WORK REQUIRED = Copy each line holding the string "písátka".

Dataset entries
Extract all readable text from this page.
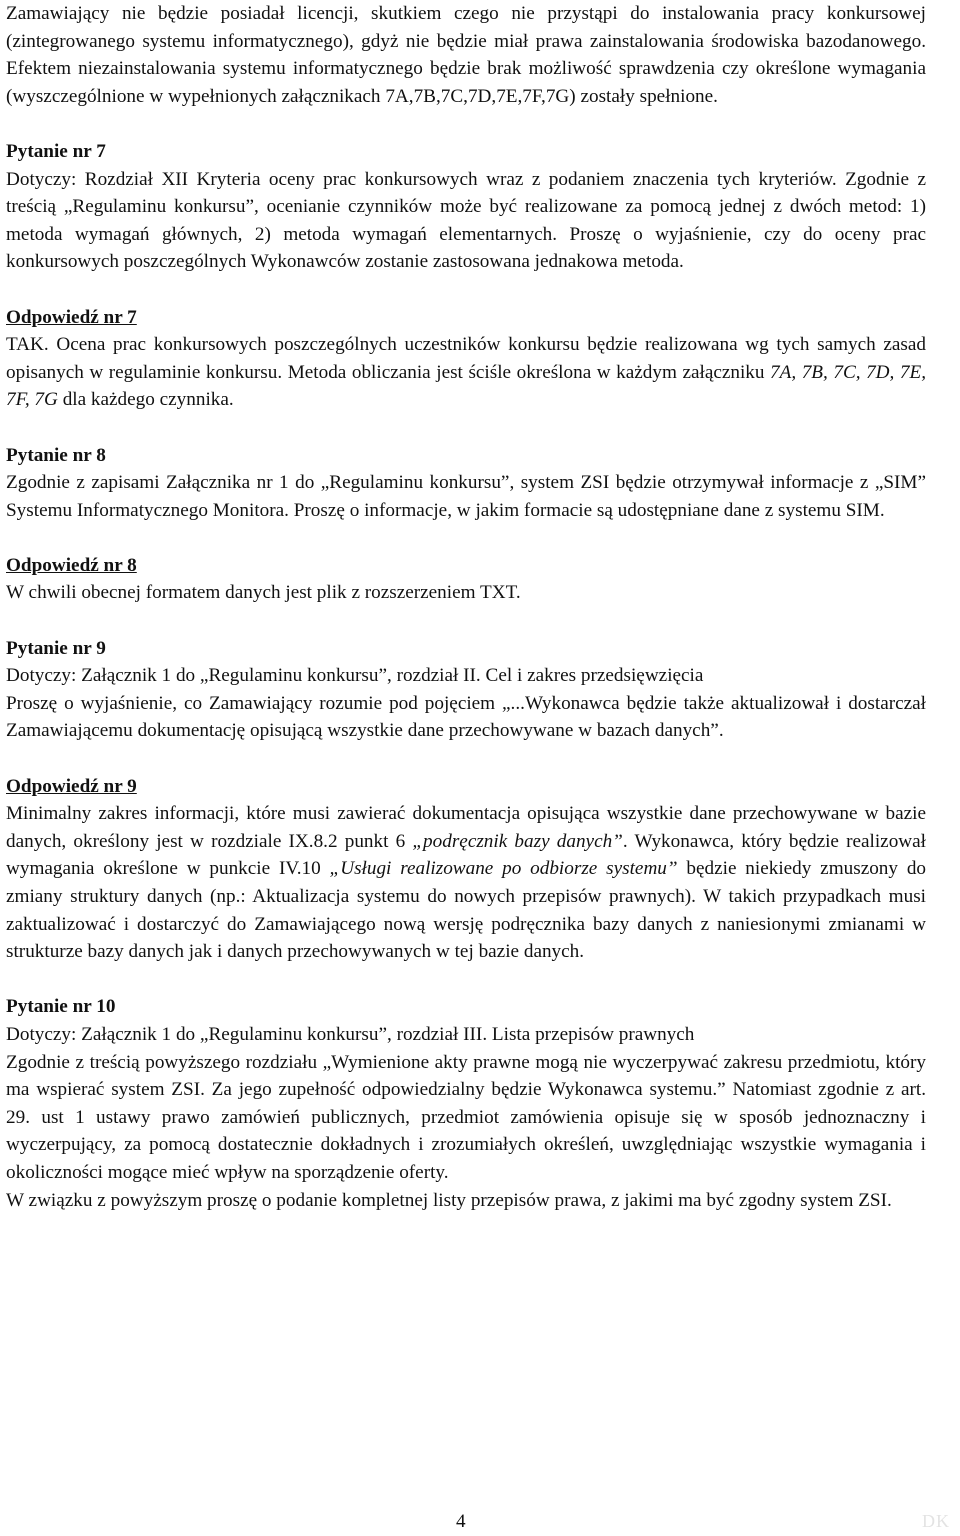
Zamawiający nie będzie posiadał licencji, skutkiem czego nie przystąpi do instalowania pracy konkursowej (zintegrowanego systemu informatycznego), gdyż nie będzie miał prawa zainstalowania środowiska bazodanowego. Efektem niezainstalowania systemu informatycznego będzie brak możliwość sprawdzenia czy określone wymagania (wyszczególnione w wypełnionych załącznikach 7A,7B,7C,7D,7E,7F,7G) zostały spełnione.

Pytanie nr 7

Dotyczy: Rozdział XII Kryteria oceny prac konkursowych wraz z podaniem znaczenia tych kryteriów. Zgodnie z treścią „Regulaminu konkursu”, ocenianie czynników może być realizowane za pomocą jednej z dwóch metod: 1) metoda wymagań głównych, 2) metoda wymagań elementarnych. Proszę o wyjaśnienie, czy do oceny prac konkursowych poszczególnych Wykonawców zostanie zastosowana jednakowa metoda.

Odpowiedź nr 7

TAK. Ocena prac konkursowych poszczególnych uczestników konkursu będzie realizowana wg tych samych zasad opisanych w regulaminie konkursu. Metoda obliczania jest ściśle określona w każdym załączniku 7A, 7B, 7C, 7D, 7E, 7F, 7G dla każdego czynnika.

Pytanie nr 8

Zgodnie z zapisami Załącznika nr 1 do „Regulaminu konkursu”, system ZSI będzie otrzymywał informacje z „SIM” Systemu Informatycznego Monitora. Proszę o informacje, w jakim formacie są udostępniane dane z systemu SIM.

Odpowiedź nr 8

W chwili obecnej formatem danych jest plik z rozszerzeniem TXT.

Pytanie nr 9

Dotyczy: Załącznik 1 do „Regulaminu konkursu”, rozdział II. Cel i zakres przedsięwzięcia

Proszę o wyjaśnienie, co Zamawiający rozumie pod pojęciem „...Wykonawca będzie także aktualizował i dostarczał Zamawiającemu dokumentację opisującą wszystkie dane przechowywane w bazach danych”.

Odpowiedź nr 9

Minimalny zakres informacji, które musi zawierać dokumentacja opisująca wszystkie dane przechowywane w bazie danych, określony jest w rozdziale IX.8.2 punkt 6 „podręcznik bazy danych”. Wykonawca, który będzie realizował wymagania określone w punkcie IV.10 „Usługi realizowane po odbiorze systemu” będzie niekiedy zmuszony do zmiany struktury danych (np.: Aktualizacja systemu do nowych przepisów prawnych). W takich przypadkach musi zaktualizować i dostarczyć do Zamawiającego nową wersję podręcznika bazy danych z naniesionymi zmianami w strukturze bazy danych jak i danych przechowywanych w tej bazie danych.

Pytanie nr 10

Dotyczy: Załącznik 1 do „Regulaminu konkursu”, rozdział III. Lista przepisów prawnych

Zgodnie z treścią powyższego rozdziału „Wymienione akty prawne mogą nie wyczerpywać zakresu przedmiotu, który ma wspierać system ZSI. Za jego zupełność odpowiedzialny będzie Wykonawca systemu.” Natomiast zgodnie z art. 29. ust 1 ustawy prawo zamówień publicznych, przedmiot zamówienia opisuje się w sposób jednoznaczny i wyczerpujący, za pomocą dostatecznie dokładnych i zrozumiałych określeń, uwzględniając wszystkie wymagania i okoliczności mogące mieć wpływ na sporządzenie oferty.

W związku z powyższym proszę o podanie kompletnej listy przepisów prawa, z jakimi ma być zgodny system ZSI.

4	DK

* * *

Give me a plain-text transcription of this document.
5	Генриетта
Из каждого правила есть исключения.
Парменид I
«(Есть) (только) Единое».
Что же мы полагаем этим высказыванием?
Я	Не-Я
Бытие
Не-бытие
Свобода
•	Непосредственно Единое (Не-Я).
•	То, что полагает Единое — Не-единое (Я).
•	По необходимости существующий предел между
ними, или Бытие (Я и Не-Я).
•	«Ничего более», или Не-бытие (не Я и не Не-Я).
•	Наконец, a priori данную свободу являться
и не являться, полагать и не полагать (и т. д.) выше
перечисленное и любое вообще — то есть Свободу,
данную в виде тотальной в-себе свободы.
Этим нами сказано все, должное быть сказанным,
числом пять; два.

==

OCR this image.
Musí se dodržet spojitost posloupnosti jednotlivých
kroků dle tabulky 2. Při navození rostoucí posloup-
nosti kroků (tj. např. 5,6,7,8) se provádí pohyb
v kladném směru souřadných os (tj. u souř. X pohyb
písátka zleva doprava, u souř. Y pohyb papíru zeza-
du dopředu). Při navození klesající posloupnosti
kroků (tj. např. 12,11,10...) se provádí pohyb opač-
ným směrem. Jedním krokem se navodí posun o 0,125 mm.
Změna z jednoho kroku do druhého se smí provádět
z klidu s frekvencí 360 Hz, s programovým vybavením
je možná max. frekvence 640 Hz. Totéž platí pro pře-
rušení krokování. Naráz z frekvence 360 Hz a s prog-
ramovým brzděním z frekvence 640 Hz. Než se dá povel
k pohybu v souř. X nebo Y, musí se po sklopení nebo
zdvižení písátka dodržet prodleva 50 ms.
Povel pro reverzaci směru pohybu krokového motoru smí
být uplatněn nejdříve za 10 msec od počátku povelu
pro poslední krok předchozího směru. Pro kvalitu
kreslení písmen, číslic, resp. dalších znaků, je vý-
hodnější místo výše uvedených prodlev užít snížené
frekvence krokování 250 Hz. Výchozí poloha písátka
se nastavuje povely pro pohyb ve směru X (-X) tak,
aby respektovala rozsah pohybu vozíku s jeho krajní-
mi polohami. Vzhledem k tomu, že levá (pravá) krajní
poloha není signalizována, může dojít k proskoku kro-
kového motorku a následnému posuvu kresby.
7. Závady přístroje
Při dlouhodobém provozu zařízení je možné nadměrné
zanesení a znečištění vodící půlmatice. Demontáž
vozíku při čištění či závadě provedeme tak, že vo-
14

ANSWER TO THIS EXERCISE =
písátka zleva doprava, u souř. Y pohyb papíru zeza-
zdvižení písátka dodržet prodleva 50 ms.
frekvence krokování 250 Hz. Výchozí poloha písátka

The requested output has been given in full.